What is expected:
List all the lines in these records that hold "atomică".

START Excerpted data

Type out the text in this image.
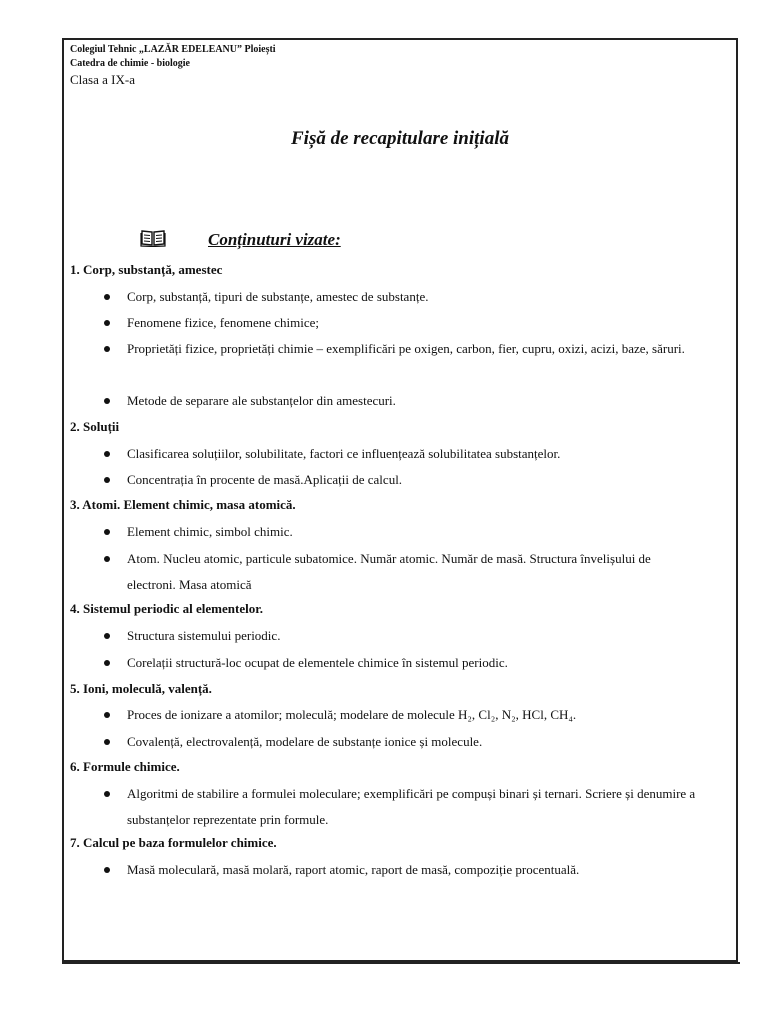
Colegiul Tehnic „LAZĂR EDELEANU” Ploiești
Catedra de chimie - biologie
Clasa a IX-a
Fișă de recapitulare inițială
Conținuturi vizate:
1. Corp, substanță, amestec
Corp, substanță, tipuri de substanțe, amestec de substanțe.
Fenomene fizice, fenomene chimice;
Proprietăți fizice, proprietăți chimie – exemplificări pe oxigen, carbon, fier, cupru, oxizi, acizi, baze, săruri.
Metode de separare ale substanțelor din amestecuri.
2. Soluții
Clasificarea soluțiilor, solubilitate, factori ce influențează solubilitatea substanțelor.
Concentrația în procente de masă.Aplicații de calcul.
3. Atomi. Element chimic, masa atomică.
Element chimic, simbol chimic.
Atom. Nucleu atomic, particule subatomice. Număr atomic. Număr de masă. Structura învelișului de electroni. Masa atomică
4. Sistemul periodic al elementelor.
Structura sistemului periodic.
Corelații structură-loc ocupat de elementele chimice în sistemul periodic.
5. Ioni, moleculă, valență.
Proces de ionizare a atomilor; moleculă; modelare de molecule H₂, Cl₂, N₂, HCl, CH₄.
Covalență, electrovalență, modelare de substanțe ionice și molecule.
6. Formule chimice.
Algoritmi de stabilire a formulei moleculare; exemplificări pe compuși binari și ternari. Scriere și denumire a substanțelor reprezentate prin formule.
7. Calcul pe baza formulelor chimice.
Masă moleculară, masă molară, raport atomic, raport de masă, compoziție procentuală.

END Excerpted data

Exercise solution:
3. Atomi. Element chimic, masa atomică.
Atom. Nucleu atomic, particule subatomice. Număr atomic. Număr de masă. Structura învelișului de electroni. Masa atomică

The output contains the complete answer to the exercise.